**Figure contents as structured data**
>> START

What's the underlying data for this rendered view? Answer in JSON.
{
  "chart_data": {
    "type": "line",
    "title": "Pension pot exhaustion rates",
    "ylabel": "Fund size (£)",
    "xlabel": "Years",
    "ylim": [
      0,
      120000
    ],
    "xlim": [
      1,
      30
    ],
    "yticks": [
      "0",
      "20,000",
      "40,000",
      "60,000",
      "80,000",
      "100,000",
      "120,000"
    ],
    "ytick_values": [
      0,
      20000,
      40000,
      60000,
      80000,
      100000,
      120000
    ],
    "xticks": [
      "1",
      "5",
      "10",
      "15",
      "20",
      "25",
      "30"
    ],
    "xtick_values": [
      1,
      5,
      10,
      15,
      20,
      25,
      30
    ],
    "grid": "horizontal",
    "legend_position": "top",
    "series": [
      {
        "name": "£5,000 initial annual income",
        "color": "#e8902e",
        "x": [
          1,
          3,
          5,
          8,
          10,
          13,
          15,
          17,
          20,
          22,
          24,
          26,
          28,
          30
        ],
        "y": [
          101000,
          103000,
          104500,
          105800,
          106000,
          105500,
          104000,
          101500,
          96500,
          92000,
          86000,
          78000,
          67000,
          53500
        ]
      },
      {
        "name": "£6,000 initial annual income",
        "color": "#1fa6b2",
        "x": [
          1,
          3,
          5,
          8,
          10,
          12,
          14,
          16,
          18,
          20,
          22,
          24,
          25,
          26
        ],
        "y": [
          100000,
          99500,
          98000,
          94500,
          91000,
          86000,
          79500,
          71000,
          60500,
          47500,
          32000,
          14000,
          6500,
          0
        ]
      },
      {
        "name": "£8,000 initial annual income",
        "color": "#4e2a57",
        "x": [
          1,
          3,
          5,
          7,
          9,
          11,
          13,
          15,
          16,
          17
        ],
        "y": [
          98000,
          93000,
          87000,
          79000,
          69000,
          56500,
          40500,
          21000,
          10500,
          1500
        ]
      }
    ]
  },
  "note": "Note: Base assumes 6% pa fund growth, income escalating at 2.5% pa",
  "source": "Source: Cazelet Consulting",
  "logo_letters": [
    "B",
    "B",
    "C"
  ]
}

>> END

**EXERCISE DESCRIPTION**
Set down each entry again, unchanged.

**FULL RESPONSE**
What's the underlying data for this rendered view? Answer in JSON.
{
  "chart_data": {
    "type": "line",
    "title": "Pension pot exhaustion rates",
    "ylabel": "Fund size (£)",
    "xlabel": "Years",
    "ylim": [
      0,
      120000
    ],
    "xlim": [
      1,
      30
    ],
    "yticks": [
      "0",
      "20,000",
      "40,000",
      "60,000",
      "80,000",
      "100,000",
      "120,000"
    ],
    "ytick_values": [
      0,
      20000,
      40000,
      60000,
      80000,
      100000,
      120000
    ],
    "xticks": [
      "1",
      "5",
      "10",
      "15",
      "20",
      "25",
      "30"
    ],
    "xtick_values": [
      1,
      5,
      10,
      15,
      20,
      25,
      30
    ],
    "grid": "horizontal",
    "legend_position": "top",
    "series": [
      {
        "name": "£5,000 initial annual income",
        "color": "#e8902e",
        "x": [
          1,
          3,
          5,
          8,
          10,
          13,
          15,
          17,
          20,
          22,
          24,
          26,
          28,
          30
        ],
        "y": [
          101000,
          103000,
          104500,
          105800,
          106000,
          105500,
          104000,
          101500,
          96500,
          92000,
          86000,
          78000,
          67000,
          53500
        ]
      },
      {
        "name": "£6,000 initial annual income",
        "color": "#1fa6b2",
        "x": [
          1,
          3,
          5,
          8,
          10,
          12,
          14,
          16,
          18,
          20,
          22,
          24,
          25,
          26
        ],
        "y": [
          100000,
          99500,
          98000,
          94500,
          91000,
          86000,
          79500,
          71000,
          60500,
          47500,
          32000,
          14000,
          6500,
          0
        ]
      },
      {
        "name": "£8,000 initial annual income",
        "color": "#4e2a57",
        "x": [
          1,
          3,
          5,
          7,
          9,
          11,
          13,
          15,
          16,
          17
        ],
        "y": [
          98000,
          93000,
          87000,
          79000,
          69000,
          56500,
          40500,
          21000,
          10500,
          1500
        ]
      }
    ]
  },
  "note": "Note: Base assumes 6% pa fund growth, income escalating at 2.5% pa",
  "source": "Source: Cazelet Consulting",
  "logo_letters": [
    "B",
    "B",
    "C"
  ]
}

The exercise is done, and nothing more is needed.